- Text shown:
>> start

DevSecOps with Amazon CodeGuru Reviewer CLI and Bitbucket Pipelines

DevSecOps refers to a set of best practices that integrate security controls into the continuous integration and delivery (CI/CD) workflow. One of the first controls is Static Application Security Testing (SAST). SAST tools run on every code change and search for potential security vulnerabilities before the code is executed for the first time. Catching security issues early in the development process significantly reduces the cost of fixing them and the risk of exposure.

This blog post, shows how we can set up a CI/CD using Bitbucket Pipelines and Amazon CodeGuru Reviewer . Bitbucket Pipelines is a cloud-based continuous delivery system that allows developers to automate builds, tests, and security checks with just a few lines of code. CodeGuru Reviewer is a cloud-based static analysis tool that uses machine learning and automated reasoning to generate code quality and security recommendations for Java and Python code.

We demonstrate step-by-step how to set up a pipeline with Bitbucket Pipelines, and how to call CodeGuru Reviewer from there. We then show how to view the recommendations produced by CodeGuru Reviewer in Bitbucket Code Insights, and how to triage and manage recommendations during the development process.

Bitbucket Overview

Bitbucket is a Git-based code hosting and collaboration tool built for teams. Bitbucket’s best-in-class Jira and Trello integrations are designed to bring the entire software team together to execute a project. Bitbucket provides one place for a team to collaborate on code from concept to cloud, build quality code through automated testing, and deploy code with confidence. Bitbucket makes it easy for teams to collaborate and reduce issues found during integration by providing a way to combine easily and test code frequently. Bitbucket gives teams easy access to tools needed in other parts of the feedback loop, from creating an issue to deploying on your hardware of choice. It also provides more advanced features for those customers that need them, like SAML authentication and secrets storage.

Solution Overview

Bitbucket Pipelines uses a Docker container to perform the build steps. You can specify any Docker image accessible by Bitbucket, including private images, if you specify credentials to access them. The container starts and then runs the build steps in the order specified in your configuration file. The build steps specified in the configuration file are nothing more than shell commands executed on the Docker image. Therefore, you can run scripts, in any language supported by the Docker image you choose, as part of the build steps. These scripts can be stored either directly in your repository or an Internet-accessible location. This solution demonstrates an easy way to integrate Bitbucket pipelines with AWS CodeReviewer using bitbucket-pipelines.yml file.

You can interact with your Amazon Web Services (AWS)  account from your Bitbucket Pipeline using the  OpenID Connect (OIDC)  feature. OpenID Connect is an identity layer above the OAuth 2.0 protocol.

>> end

- Supplied material:
>> start

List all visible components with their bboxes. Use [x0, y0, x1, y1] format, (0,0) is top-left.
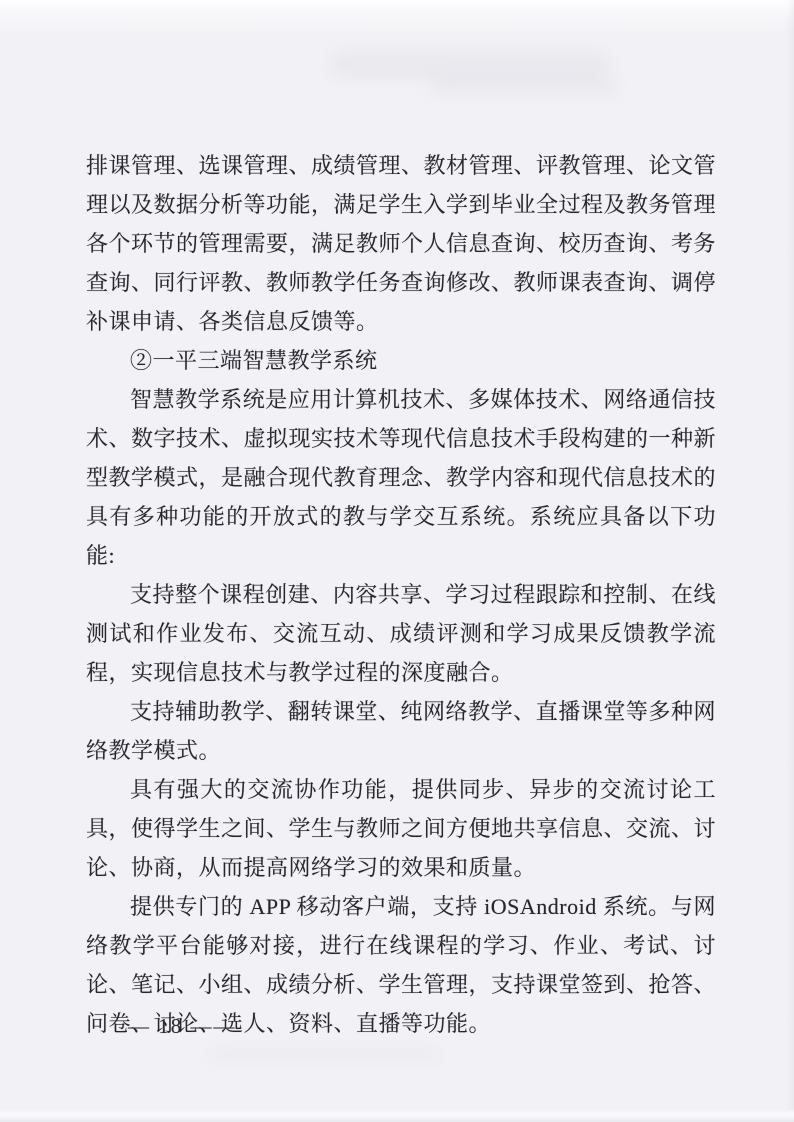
scan-top-band	[0, 0, 794, 34]
scan-bottom-band	[0, 1110, 794, 1122]
scanned-document-page: { "document": { "language": "zh-CN", "pa…	[0, 0, 794, 1122]
scan-bleedthrough-smudge	[210, 1048, 440, 1062]
scan-right-edge	[786, 0, 794, 1122]
document-content: 排课管理、选课管理、成绩管理、教材管理、评教管理、论文管理以及数据分析等功能，满…	[86, 146, 716, 1043]
paragraph-system-intro: 智慧教学系统是应用计算机技术、多媒体技术、网络通信技术、数字技术、虚拟现实技术等…	[86, 380, 716, 575]
paragraph-collaboration: 具有强大的交流协作功能，提供同步、异步的交流讨论工具，使得学生之间、学生与教师之…	[86, 770, 716, 887]
paragraph-teaching-modes: 支持辅助教学、翻转课堂、纯网络教学、直播课堂等多种网络教学模式。	[86, 692, 716, 770]
paragraph-continuation: 排课管理、选课管理、成绩管理、教材管理、评教管理、论文管理以及数据分析等功能，满…	[86, 146, 716, 341]
scan-bleedthrough-smudge	[330, 52, 610, 78]
paragraph-section-heading: ②一平三端智慧教学系统	[86, 341, 716, 380]
page-number: — 18 ——	[128, 1014, 237, 1039]
paragraph-course-functions: 支持整个课程创建、内容共享、学习过程跟踪和控制、在线测试和作业发布、交流互动、成…	[86, 575, 716, 692]
scan-bleedthrough-smudge	[430, 78, 620, 96]
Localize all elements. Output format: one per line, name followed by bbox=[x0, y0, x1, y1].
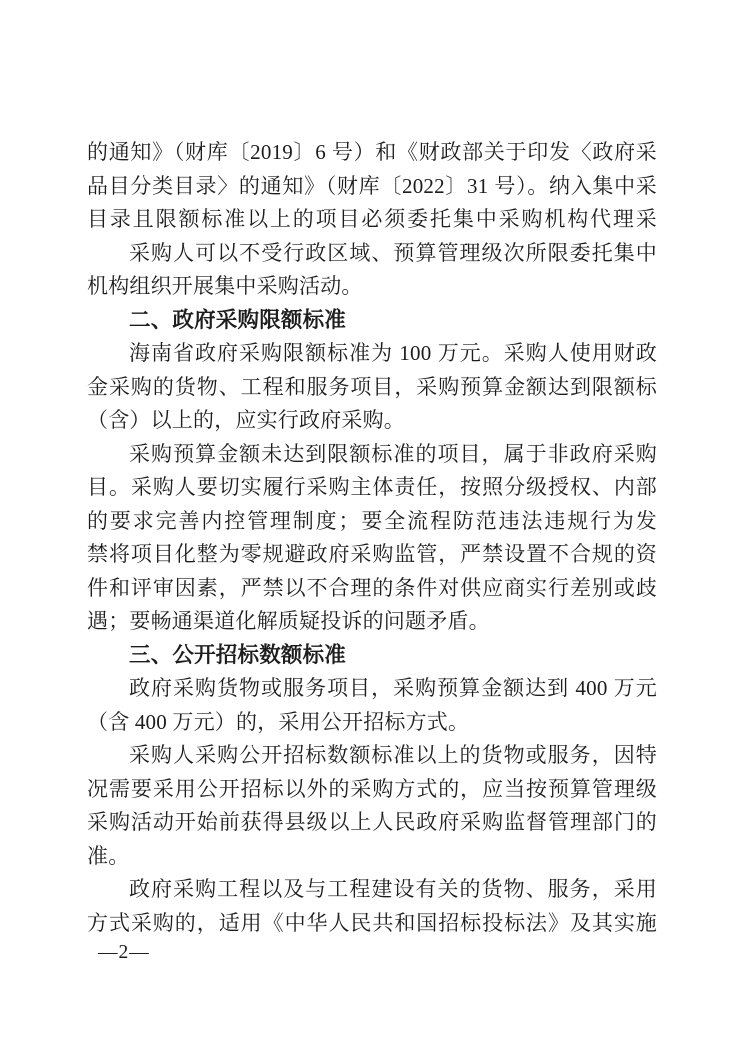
text-line: 方式采购的，适用《中华人民共和国招标投标法》及其实施条例； bbox=[87, 907, 657, 941]
section-heading: 二、政府采购限额标准 bbox=[87, 304, 657, 338]
document-page: 的通知》（财库〔2019〕6 号）和《财政部关于印发〈政府采购 品目分类目录〉的… bbox=[0, 0, 750, 1061]
text-line: 目录且限额标准以上的项目必须委托集中采购机构代理采购。 bbox=[87, 203, 657, 237]
text-line: 的通知》（财库〔2019〕6 号）和《财政部关于印发〈政府采购 bbox=[87, 136, 657, 170]
text-line: （含 400 万元）的，采用公开招标方式。 bbox=[87, 706, 657, 740]
text-line: 品目分类目录〉的通知》（财库〔2022〕31 号）。纳入集中采购 bbox=[87, 170, 657, 204]
section-heading: 三、公开招标数额标准 bbox=[87, 639, 657, 673]
page-number: —2— bbox=[98, 942, 150, 964]
text-line: 况需要采用公开招标以外的采购方式的，应当按预算管理级次在 bbox=[87, 773, 657, 807]
text-line: 采购人采购公开招标数额标准以上的货物或服务，因特殊情 bbox=[87, 739, 657, 773]
text-line: 采购预算金额未达到限额标准的项目，属于非政府采购项 bbox=[87, 438, 657, 472]
text-block: 的通知》（财库〔2019〕6 号）和《财政部关于印发〈政府采购 品目分类目录〉的… bbox=[87, 136, 657, 940]
text-line: 件和评审因素，严禁以不合理的条件对供应商实行差别或歧视待 bbox=[87, 572, 657, 606]
text-line: 采购人可以不受行政区域、预算管理级次所限委托集中采购 bbox=[87, 237, 657, 271]
text-line: 采购活动开始前获得县级以上人民政府采购监督管理部门的批 bbox=[87, 806, 657, 840]
text-line: 目。采购人要切实履行采购主体责任，按照分级授权、内部牵制 bbox=[87, 471, 657, 505]
text-line: 禁将项目化整为零规避政府采购监管，严禁设置不合规的资格条 bbox=[87, 538, 657, 572]
text-line: 的要求完善内控管理制度；要全流程防范违法违规行为发生，严 bbox=[87, 505, 657, 539]
text-line: 政府采购货物或服务项目，采购预算金额达到 400 万元以上 bbox=[87, 672, 657, 706]
text-line: 政府采购工程以及与工程建设有关的货物、服务，采用招标 bbox=[87, 873, 657, 907]
text-line: 准。 bbox=[87, 840, 657, 874]
text-line: 海南省政府采购限额标准为 100 万元。采购人使用财政性资 bbox=[87, 337, 657, 371]
text-line: （含）以上的，应实行政府采购。 bbox=[87, 404, 657, 438]
text-line: 金采购的货物、工程和服务项目，采购预算金额达到限额标准 bbox=[87, 371, 657, 405]
text-line: 机构组织开展集中采购活动。 bbox=[87, 270, 657, 304]
text-line: 遇；要畅通渠道化解质疑投诉的问题矛盾。 bbox=[87, 605, 657, 639]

>> end

- Exercise requirements:
(1) According to the DevSecOps text, what does Bitbucket Pipelines use to perform the build steps?
(2) Can you condense the paragraph of the DevSecOps text that begins "Bitbucket Pipelines uses a Docker container" into a short bulleted list that keeps its main facts?
(3) Reproduce the DevSecOps text from "This blog post, shows" up to and including "and Python code.".

- Answers per task:
(1) A Docker container.

(2)
- Bitbucket Pipelines performs build steps in a Docker container.
- Any Docker image Bitbucket can access may be used, including private images if credentials are given.
- The container runs the build steps in the order set in the configuration file.
- Build steps are shell commands executed on the Docker image, so scripts in any language the image supports can run.
- Scripts can be kept in the repository or at an Internet-accessible location.
- The solution integrates Bitbucket Pipelines with AWS CodeReviewer through the bitbucket-pipelines.yml file.

(3)
This blog post, shows how we can set up a CI/CD using Bitbucket Pipelines and Amazon CodeGuru Reviewer . Bitbucket Pipelines is a cloud-based continuous delivery system that allows developers to automate builds, tests, and security checks with just a few lines of code. CodeGuru Reviewer is a cloud-based static analysis tool that uses machine learning and automated reasoning to generate code quality and security recommendations for Java and Python code.